**Stated goal**
Output every record below exactly as it appears.

--- Record list ---

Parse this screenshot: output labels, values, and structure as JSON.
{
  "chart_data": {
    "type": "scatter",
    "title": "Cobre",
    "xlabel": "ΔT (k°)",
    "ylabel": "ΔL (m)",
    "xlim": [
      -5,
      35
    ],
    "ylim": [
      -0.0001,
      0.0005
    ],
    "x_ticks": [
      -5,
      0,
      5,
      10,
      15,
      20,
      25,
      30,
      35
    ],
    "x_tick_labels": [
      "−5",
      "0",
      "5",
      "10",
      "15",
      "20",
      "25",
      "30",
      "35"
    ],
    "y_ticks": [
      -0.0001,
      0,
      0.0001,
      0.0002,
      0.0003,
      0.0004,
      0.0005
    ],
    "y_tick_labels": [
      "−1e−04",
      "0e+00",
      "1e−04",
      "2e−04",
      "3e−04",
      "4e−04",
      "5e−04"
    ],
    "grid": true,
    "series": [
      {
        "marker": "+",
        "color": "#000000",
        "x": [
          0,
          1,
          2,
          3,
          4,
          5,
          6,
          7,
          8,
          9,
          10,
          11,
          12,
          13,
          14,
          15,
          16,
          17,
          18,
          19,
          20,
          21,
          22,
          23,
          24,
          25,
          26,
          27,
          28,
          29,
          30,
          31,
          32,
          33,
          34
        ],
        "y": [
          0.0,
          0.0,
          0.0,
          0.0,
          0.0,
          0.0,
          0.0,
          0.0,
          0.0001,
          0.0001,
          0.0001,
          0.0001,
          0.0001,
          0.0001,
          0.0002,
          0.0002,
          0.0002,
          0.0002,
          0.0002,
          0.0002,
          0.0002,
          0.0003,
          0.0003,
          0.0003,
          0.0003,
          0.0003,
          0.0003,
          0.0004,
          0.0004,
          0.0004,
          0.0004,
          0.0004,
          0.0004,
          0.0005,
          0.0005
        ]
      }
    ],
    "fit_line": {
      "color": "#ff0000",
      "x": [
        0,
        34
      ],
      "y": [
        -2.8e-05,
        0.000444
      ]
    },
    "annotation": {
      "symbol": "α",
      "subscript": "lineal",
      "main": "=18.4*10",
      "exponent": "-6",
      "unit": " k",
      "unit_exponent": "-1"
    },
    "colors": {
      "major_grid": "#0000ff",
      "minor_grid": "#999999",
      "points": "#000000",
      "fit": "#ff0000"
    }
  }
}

---

**Reply to the task**
Parse this screenshot: output labels, values, and structure as JSON.
{
  "chart_data": {
    "type": "scatter",
    "title": "Cobre",
    "xlabel": "ΔT (k°)",
    "ylabel": "ΔL (m)",
    "xlim": [
      -5,
      35
    ],
    "ylim": [
      -0.0001,
      0.0005
    ],
    "x_ticks": [
      -5,
      0,
      5,
      10,
      15,
      20,
      25,
      30,
      35
    ],
    "x_tick_labels": [
      "−5",
      "0",
      "5",
      "10",
      "15",
      "20",
      "25",
      "30",
      "35"
    ],
    "y_ticks": [
      -0.0001,
      0,
      0.0001,
      0.0002,
      0.0003,
      0.0004,
      0.0005
    ],
    "y_tick_labels": [
      "−1e−04",
      "0e+00",
      "1e−04",
      "2e−04",
      "3e−04",
      "4e−04",
      "5e−04"
    ],
    "grid": true,
    "series": [
      {
        "marker": "+",
        "color": "#000000",
        "x": [
          0,
          1,
          2,
          3,
          4,
          5,
          6,
          7,
          8,
          9,
          10,
          11,
          12,
          13,
          14,
          15,
          16,
          17,
          18,
          19,
          20,
          21,
          22,
          23,
          24,
          25,
          26,
          27,
          28,
          29,
          30,
          31,
          32,
          33,
          34
        ],
        "y": [
          0.0,
          0.0,
          0.0,
          0.0,
          0.0,
          0.0,
          0.0,
          0.0,
          0.0001,
          0.0001,
          0.0001,
          0.0001,
          0.0001,
          0.0001,
          0.0002,
          0.0002,
          0.0002,
          0.0002,
          0.0002,
          0.0002,
          0.0002,
          0.0003,
          0.0003,
          0.0003,
          0.0003,
          0.0003,
          0.0003,
          0.0004,
          0.0004,
          0.0004,
          0.0004,
          0.0004,
          0.0004,
          0.0005,
          0.0005
        ]
      }
    ],
    "fit_line": {
      "color": "#ff0000",
      "x": [
        0,
        34
      ],
      "y": [
        -2.8e-05,
        0.000444
      ]
    },
    "annotation": {
      "symbol": "α",
      "subscript": "lineal",
      "main": "=18.4*10",
      "exponent": "-6",
      "unit": " k",
      "unit_exponent": "-1"
    },
    "colors": {
      "major_grid": "#0000ff",
      "minor_grid": "#999999",
      "points": "#000000",
      "fit": "#ff0000"
    }
  }
}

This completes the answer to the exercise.